RECORDS SUPPLIED.
━━━━━━
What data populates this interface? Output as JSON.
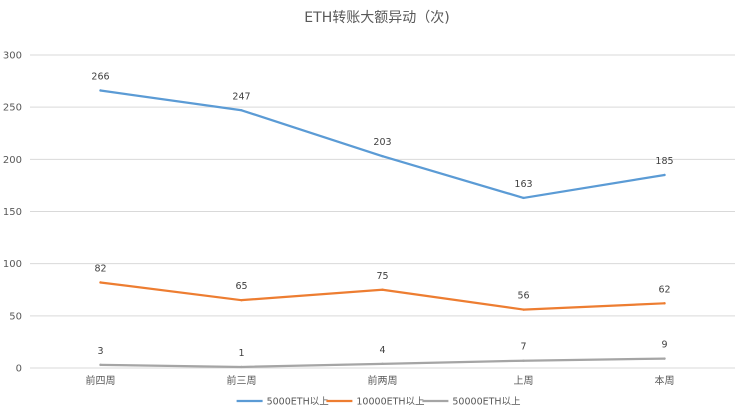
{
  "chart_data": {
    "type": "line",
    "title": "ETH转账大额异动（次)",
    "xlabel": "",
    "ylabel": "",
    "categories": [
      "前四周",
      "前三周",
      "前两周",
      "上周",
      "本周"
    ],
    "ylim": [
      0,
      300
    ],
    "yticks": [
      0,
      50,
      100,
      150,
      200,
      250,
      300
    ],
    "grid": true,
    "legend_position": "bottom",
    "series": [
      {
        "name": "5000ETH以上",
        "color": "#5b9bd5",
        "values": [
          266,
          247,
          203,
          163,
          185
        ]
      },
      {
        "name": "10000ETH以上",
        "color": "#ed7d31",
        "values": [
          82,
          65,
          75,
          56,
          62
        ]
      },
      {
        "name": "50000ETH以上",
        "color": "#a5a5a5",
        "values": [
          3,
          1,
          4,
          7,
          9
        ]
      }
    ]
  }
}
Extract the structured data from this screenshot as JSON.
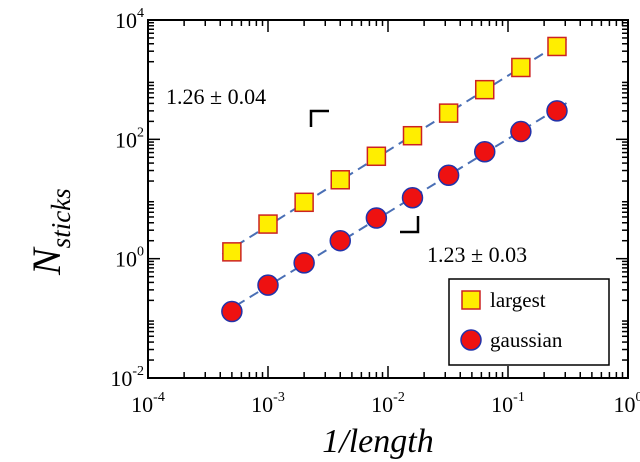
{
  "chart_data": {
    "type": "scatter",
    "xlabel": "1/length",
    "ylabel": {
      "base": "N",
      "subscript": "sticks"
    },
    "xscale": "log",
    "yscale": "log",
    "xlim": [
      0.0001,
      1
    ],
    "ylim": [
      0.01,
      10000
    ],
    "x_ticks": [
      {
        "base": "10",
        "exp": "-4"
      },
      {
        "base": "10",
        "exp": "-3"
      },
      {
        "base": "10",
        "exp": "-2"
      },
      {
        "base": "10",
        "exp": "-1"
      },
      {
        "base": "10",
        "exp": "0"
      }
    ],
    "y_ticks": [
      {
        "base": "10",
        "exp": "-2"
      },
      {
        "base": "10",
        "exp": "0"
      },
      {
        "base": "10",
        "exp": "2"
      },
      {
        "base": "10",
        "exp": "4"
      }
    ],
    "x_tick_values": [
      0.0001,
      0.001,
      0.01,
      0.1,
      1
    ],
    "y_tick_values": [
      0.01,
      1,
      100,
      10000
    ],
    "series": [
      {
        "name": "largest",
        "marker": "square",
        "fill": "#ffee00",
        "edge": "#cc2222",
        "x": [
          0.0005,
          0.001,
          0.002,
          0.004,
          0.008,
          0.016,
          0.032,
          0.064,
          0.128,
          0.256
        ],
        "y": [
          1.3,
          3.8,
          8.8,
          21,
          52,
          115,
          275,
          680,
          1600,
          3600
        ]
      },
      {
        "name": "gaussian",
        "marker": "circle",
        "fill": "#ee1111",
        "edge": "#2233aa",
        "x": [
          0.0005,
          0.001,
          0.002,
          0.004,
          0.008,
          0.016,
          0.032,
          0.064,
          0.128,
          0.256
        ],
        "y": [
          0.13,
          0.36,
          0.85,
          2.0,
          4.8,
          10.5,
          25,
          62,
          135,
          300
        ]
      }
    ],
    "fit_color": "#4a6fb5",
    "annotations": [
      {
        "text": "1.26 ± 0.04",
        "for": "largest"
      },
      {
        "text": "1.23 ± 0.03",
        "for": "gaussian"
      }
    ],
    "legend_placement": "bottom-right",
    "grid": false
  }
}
━━━━━━
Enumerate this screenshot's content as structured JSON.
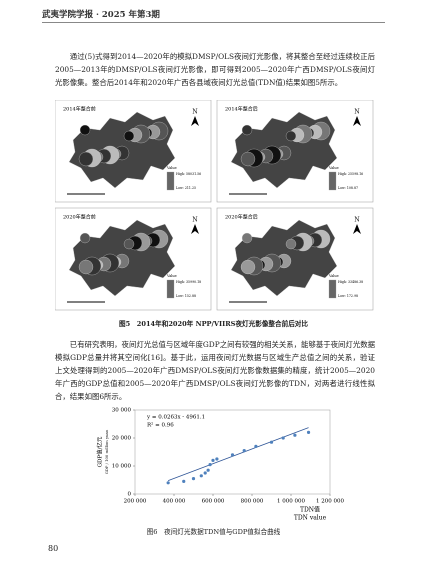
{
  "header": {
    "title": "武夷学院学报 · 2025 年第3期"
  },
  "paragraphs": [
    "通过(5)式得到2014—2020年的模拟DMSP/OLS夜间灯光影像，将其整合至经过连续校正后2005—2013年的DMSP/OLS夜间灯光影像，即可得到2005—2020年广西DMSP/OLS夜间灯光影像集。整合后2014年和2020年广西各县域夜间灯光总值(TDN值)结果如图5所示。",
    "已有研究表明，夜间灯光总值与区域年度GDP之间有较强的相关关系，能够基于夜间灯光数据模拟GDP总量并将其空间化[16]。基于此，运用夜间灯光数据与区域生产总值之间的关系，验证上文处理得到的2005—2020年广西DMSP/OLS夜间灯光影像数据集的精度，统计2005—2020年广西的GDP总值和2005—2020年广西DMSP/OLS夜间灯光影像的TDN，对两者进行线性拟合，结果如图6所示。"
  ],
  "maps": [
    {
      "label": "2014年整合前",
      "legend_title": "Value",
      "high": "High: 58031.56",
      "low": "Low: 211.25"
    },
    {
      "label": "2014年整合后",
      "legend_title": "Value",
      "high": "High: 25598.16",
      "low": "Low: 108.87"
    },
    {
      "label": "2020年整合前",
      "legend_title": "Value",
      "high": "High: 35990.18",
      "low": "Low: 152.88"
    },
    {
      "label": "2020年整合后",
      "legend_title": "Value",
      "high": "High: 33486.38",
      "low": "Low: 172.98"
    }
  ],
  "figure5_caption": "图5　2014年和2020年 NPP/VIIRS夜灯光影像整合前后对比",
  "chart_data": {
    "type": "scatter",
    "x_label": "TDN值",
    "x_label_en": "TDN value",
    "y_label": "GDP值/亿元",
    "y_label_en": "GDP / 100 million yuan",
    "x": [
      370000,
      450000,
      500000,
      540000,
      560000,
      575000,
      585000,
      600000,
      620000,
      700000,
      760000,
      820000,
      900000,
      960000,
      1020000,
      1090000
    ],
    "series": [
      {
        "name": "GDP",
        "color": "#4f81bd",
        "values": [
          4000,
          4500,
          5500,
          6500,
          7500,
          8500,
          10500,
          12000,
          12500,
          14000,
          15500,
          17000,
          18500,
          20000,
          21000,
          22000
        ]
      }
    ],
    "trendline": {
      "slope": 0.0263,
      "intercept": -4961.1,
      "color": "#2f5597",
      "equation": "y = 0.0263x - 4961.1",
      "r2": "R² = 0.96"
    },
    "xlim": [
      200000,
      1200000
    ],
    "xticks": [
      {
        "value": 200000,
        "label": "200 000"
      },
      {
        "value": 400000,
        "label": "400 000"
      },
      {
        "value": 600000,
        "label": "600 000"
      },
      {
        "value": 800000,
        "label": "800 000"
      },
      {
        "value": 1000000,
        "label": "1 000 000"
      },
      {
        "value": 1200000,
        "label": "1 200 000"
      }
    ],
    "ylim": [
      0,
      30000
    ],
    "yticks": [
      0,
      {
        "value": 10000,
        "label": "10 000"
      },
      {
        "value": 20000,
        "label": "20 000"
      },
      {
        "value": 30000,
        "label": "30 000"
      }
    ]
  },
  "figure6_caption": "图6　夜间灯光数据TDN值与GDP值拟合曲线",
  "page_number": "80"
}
━━━━━━
AIM. Out of the preceding entries, pull every line containing the string "name".

THE COMPLETED TASK.
        "name": "5000ETH以上",
        "name": "10000ETH以上",
        "name": "50000ETH以上",
        "name": "largest",
        "name": "gaussian",
        "name": "GDP",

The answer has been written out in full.